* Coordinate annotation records
## begin

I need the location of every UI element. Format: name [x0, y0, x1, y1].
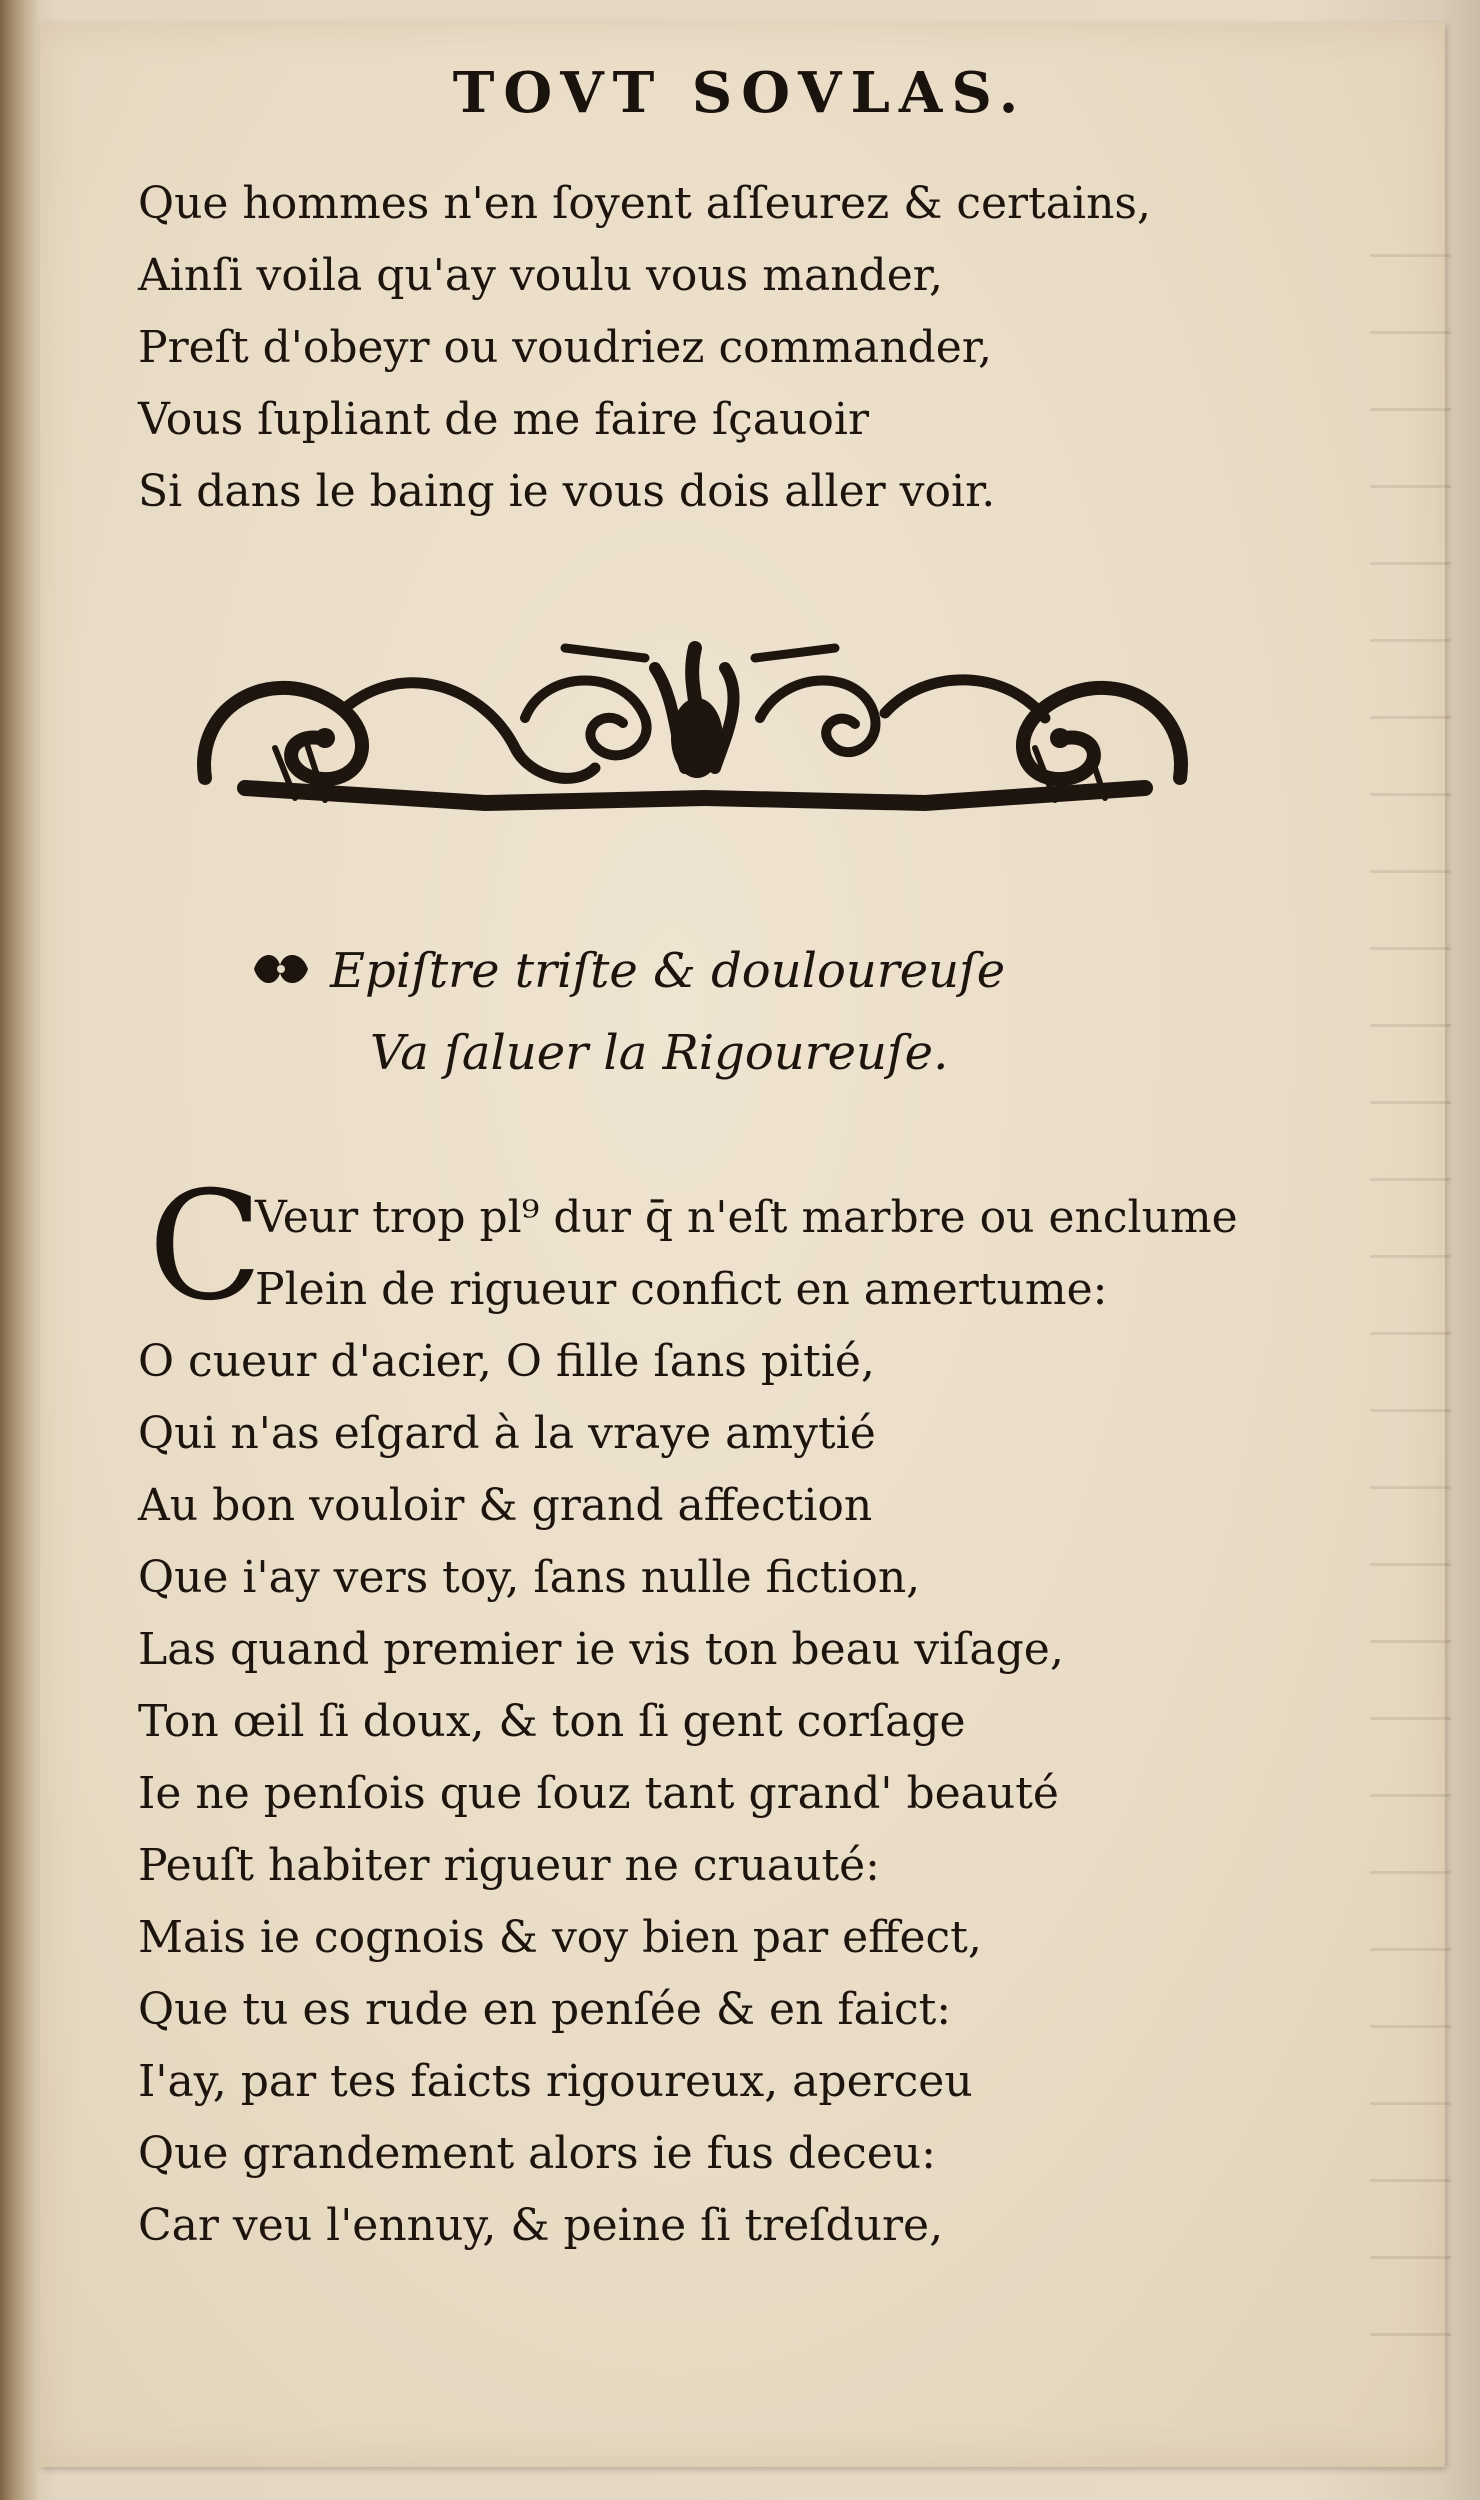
verse-line: I'ay, par tes faicts rigoureux, aperceu	[138, 2056, 973, 2107]
verse-line: Preſt d'obeyr ou voudriez commander,	[138, 322, 992, 373]
rubric-text-1: Epiſtre triſte & douloureuſe	[330, 943, 1006, 999]
verse-line: Que i'ay vers toy, ſans nulle fiction,	[138, 1552, 921, 1603]
verse-line: Que tu es rude en penſée & en faict:	[138, 1984, 952, 2035]
verse-block-main	[138, 1326, 1358, 2262]
verse-line: Plein de rigueur confict en amertume:	[255, 1264, 1108, 1315]
verse-line: Au bon vouloir & grand affection	[138, 1480, 873, 1531]
verse-line: Vous ſupliant de me faire ſçauoir	[138, 394, 869, 445]
verse-line: Que hommes n'en ſoyent aſſeurez & certains,	[138, 178, 1151, 229]
book-spine-edge	[0, 0, 40, 2500]
verse-line: Que grandement alors ie fus deceu:	[138, 2128, 936, 2179]
rubric-line-1	[250, 930, 1005, 1012]
verse-line: Car veu l'ennuy, & peine ſi treſdure,	[138, 2200, 944, 2251]
verse-line: Mais ie cognois & voy bien par effect,	[138, 1912, 982, 1963]
verse-line: Qui n'as eſgard à la vraye amytié	[138, 1408, 876, 1459]
running-head: TOVT SOVLAS.	[452, 60, 1028, 126]
verse-line: Ainſi voila qu'ay voulu vous mander,	[138, 250, 943, 301]
drop-cap: C	[148, 1160, 263, 1334]
epistle-rubric	[250, 930, 1005, 1094]
verse-block-top	[138, 168, 1358, 528]
verse-line: Si dans le baing ie vous dois aller voir.	[138, 466, 996, 517]
rubric-line-2: Va ſaluer la Rigoureuſe.	[370, 1025, 949, 1081]
verse-line: Ton œil ſi doux, & ton ſi gent corſage	[138, 1696, 966, 1747]
verse-line: Peuſt habiter rigueur ne cruauté:	[138, 1840, 881, 1891]
verse-line: O cueur d'acier, O fille ſans pitié,	[138, 1336, 875, 1387]
woodcut-scroll-ornament-icon	[185, 628, 1200, 818]
fleuron-icon	[250, 947, 312, 991]
verse-line: Veur trop pl⁹ dur q̄ n'eſt marbre ou enclume	[255, 1192, 1238, 1243]
verse-line: Ie ne penſois que ſouz tant grand' beauté	[138, 1768, 1059, 1819]
verse-block-dropcap	[255, 1182, 1475, 1326]
verse-line: Las quand premier ie vis ton beau viſage,	[138, 1624, 1064, 1675]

## end

* WHAT YOU SHOULD DO
Rewrite the listing above, replacing "verse-line" with "poem-line" everywhere and keeping everything else the same. Leave the pictures out.

* REPLY
I need the location of every UI element. Format: name [x0, y0, x1, y1].
poem-line: I'ay, par tes faicts rigoureux, aperceu	[138, 2056, 973, 2107]
poem-line: Preſt d'obeyr ou voudriez commander,	[138, 322, 992, 373]
rubric-text-1: Epiſtre triſte & douloureuſe	[330, 943, 1006, 999]
poem-line: Que i'ay vers toy, ſans nulle fiction,	[138, 1552, 921, 1603]
poem-line: Que tu es rude en penſée & en faict:	[138, 1984, 952, 2035]
verse-block-main	[138, 1326, 1358, 2262]
poem-line: Plein de rigueur confict en amertume:	[255, 1264, 1108, 1315]
poem-line: Au bon vouloir & grand affection	[138, 1480, 873, 1531]
poem-line: Vous ſupliant de me faire ſçauoir	[138, 394, 869, 445]
poem-line: Que hommes n'en ſoyent aſſeurez & certains,	[138, 178, 1151, 229]
book-spine-edge	[0, 0, 40, 2500]
poem-line: Que grandement alors ie fus deceu:	[138, 2128, 936, 2179]
rubric-line-1	[250, 930, 1005, 1012]
poem-line: Car veu l'ennuy, & peine ſi treſdure,	[138, 2200, 944, 2251]
poem-line: Mais ie cognois & voy bien par effect,	[138, 1912, 982, 1963]
poem-line: Qui n'as eſgard à la vraye amytié	[138, 1408, 876, 1459]
running-head: TOVT SOVLAS.	[452, 60, 1028, 126]
poem-line: Ainſi voila qu'ay voulu vous mander,	[138, 250, 943, 301]
drop-cap: C	[148, 1160, 263, 1334]
epistle-rubric	[250, 930, 1005, 1094]
verse-block-top	[138, 168, 1358, 528]
poem-line: Si dans le baing ie vous dois aller voir.	[138, 466, 996, 517]
rubric-line-2: Va ſaluer la Rigoureuſe.	[370, 1025, 949, 1081]
poem-line: Ton œil ſi doux, & ton ſi gent corſage	[138, 1696, 966, 1747]
poem-line: Peuſt habiter rigueur ne cruauté:	[138, 1840, 881, 1891]
poem-line: O cueur d'acier, O fille ſans pitié,	[138, 1336, 875, 1387]
woodcut-scroll-ornament-icon	[185, 628, 1200, 818]
fleuron-icon	[250, 947, 312, 991]
poem-line: Veur trop pl⁹ dur q̄ n'eſt marbre ou enclume	[255, 1192, 1238, 1243]
poem-line: Ie ne penſois que ſouz tant grand' beauté	[138, 1768, 1059, 1819]
verse-block-dropcap	[255, 1182, 1475, 1326]
poem-line: Las quand premier ie vis ton beau viſage,	[138, 1624, 1064, 1675]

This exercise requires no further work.